## TASK
Leave out any picture and return the remaining listing below exactly as given.

* start RECORDED INFORMATION *

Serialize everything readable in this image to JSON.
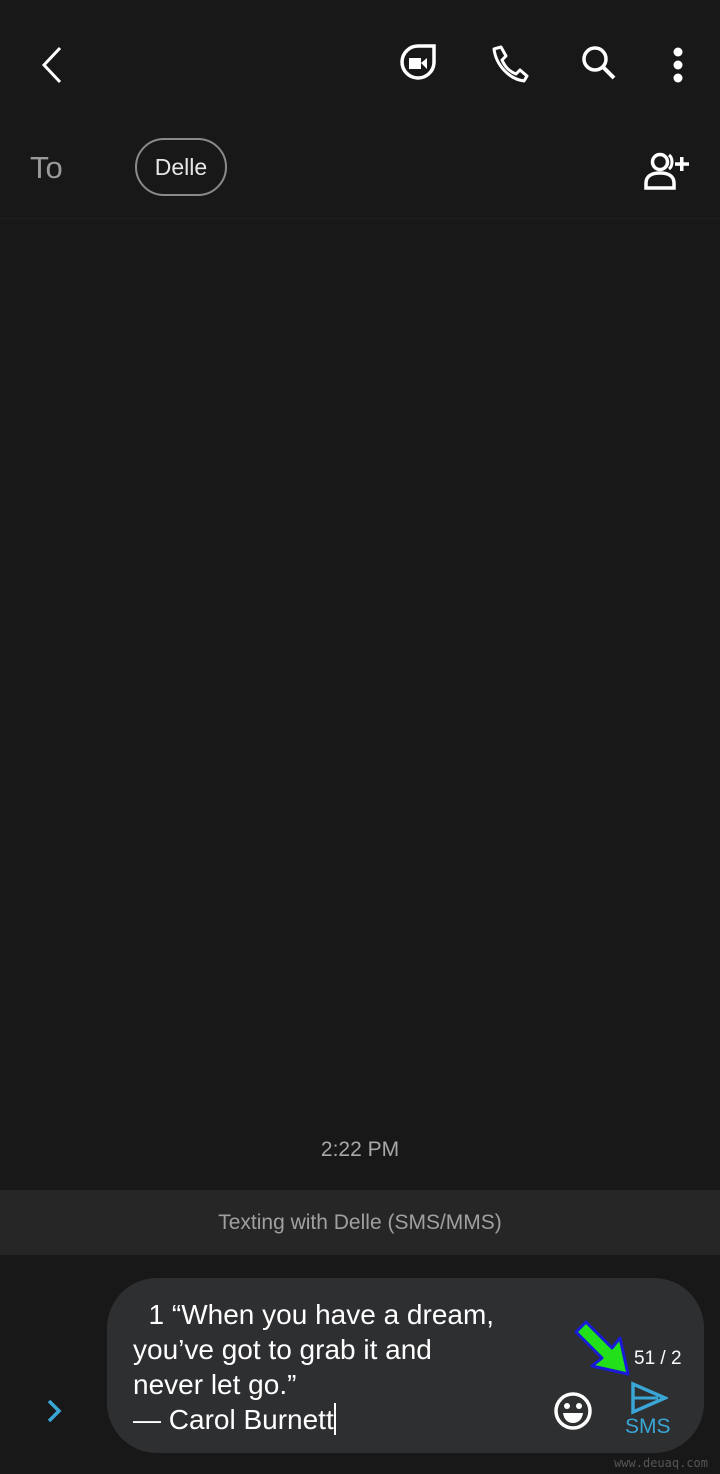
{
  "header": {
    "icons": [
      "back-chevron-icon",
      "video-call-icon",
      "phone-icon",
      "search-icon",
      "more-vert-icon"
    ]
  },
  "recipients": {
    "to_label": "To",
    "chips": [
      "Delle"
    ],
    "add_icon": "add-contact-icon"
  },
  "conversation": {
    "timestamp": "2:22 PM",
    "banner": "Texting with Delle (SMS/MMS)"
  },
  "composer": {
    "text": "  1 “When you have a dream,\nyou’ve got to grab it and\nnever let go.”\n— Carol Burnett",
    "counter": "51 / 2",
    "send_label": "SMS",
    "accent_color": "#3aa6d6",
    "expand_icon": "chevron-right-icon",
    "emoji_icon": "emoji-icon",
    "send_icon": "send-icon"
  },
  "annotation": {
    "arrow_color": "#22e01a",
    "arrow_outline": "#1a1ad8"
  },
  "watermark": "www.deuaq.com"
}
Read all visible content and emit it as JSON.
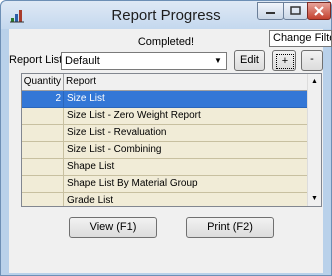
{
  "window": {
    "title": "Report Progress",
    "tooltip": "Change Filters"
  },
  "status": "Completed!",
  "report_list": {
    "label": "Report List:",
    "selected": "Default",
    "edit_label": "Edit",
    "add_label": "+",
    "remove_label": "-"
  },
  "grid": {
    "headers": [
      "Quantity",
      "Report"
    ],
    "rows": [
      {
        "qty": "2",
        "report": "Size List"
      },
      {
        "qty": "",
        "report": "Size List - Zero Weight Report"
      },
      {
        "qty": "",
        "report": "Size List - Revaluation"
      },
      {
        "qty": "",
        "report": "Size List - Combining"
      },
      {
        "qty": "",
        "report": "Shape List"
      },
      {
        "qty": "",
        "report": "Shape List By Material Group"
      },
      {
        "qty": "",
        "report": "Grade List"
      },
      {
        "qty": "",
        "report": ""
      }
    ]
  },
  "actions": {
    "view_label": "View (F1)",
    "print_label": "Print (F2)"
  },
  "icons": {
    "app": "chart-icon",
    "minimize": "minimize-icon",
    "maximize": "maximize-icon",
    "close": "close-icon"
  },
  "colors": {
    "selection": "#3377d6",
    "row_bg": "#f1ecd7",
    "close_button": "#c4422f"
  }
}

* end RECORDED INFORMATION *

## THE OUTPUT
Serialize everything readable in this image to JSON.
{
  "header": {
    "icons": [
      "back-chevron-icon",
      "video-call-icon",
      "phone-icon",
      "search-icon",
      "more-vert-icon"
    ]
  },
  "recipients": {
    "to_label": "To",
    "chips": [
      "Delle"
    ],
    "add_icon": "add-contact-icon"
  },
  "conversation": {
    "timestamp": "2:22 PM",
    "banner": "Texting with Delle (SMS/MMS)"
  },
  "composer": {
    "text": "  1 “When you have a dream,\nyou’ve got to grab it and\nnever let go.”\n— Carol Burnett",
    "counter": "51 / 2",
    "send_label": "SMS",
    "accent_color": "#3aa6d6",
    "expand_icon": "chevron-right-icon",
    "emoji_icon": "emoji-icon",
    "send_icon": "send-icon"
  },
  "annotation": {
    "arrow_color": "#22e01a",
    "arrow_outline": "#1a1ad8"
  },
  "watermark": "www.deuaq.com"
}
Read all visible content and emit it as JSON.
{
  "window": {
    "title": "Report Progress",
    "tooltip": "Change Filters"
  },
  "status": "Completed!",
  "report_list": {
    "label": "Report List:",
    "selected": "Default",
    "edit_label": "Edit",
    "add_label": "+",
    "remove_label": "-"
  },
  "grid": {
    "headers": [
      "Quantity",
      "Report"
    ],
    "rows": [
      {
        "qty": "2",
        "report": "Size List"
      },
      {
        "qty": "",
        "report": "Size List - Zero Weight Report"
      },
      {
        "qty": "",
        "report": "Size List - Revaluation"
      },
      {
        "qty": "",
        "report": "Size List - Combining"
      },
      {
        "qty": "",
        "report": "Shape List"
      },
      {
        "qty": "",
        "report": "Shape List By Material Group"
      },
      {
        "qty": "",
        "report": "Grade List"
      },
      {
        "qty": "",
        "report": ""
      }
    ]
  },
  "actions": {
    "view_label": "View (F1)",
    "print_label": "Print (F2)"
  },
  "icons": {
    "app": "chart-icon",
    "minimize": "minimize-icon",
    "maximize": "maximize-icon",
    "close": "close-icon"
  },
  "colors": {
    "selection": "#3377d6",
    "row_bg": "#f1ecd7",
    "close_button": "#c4422f"
  }
}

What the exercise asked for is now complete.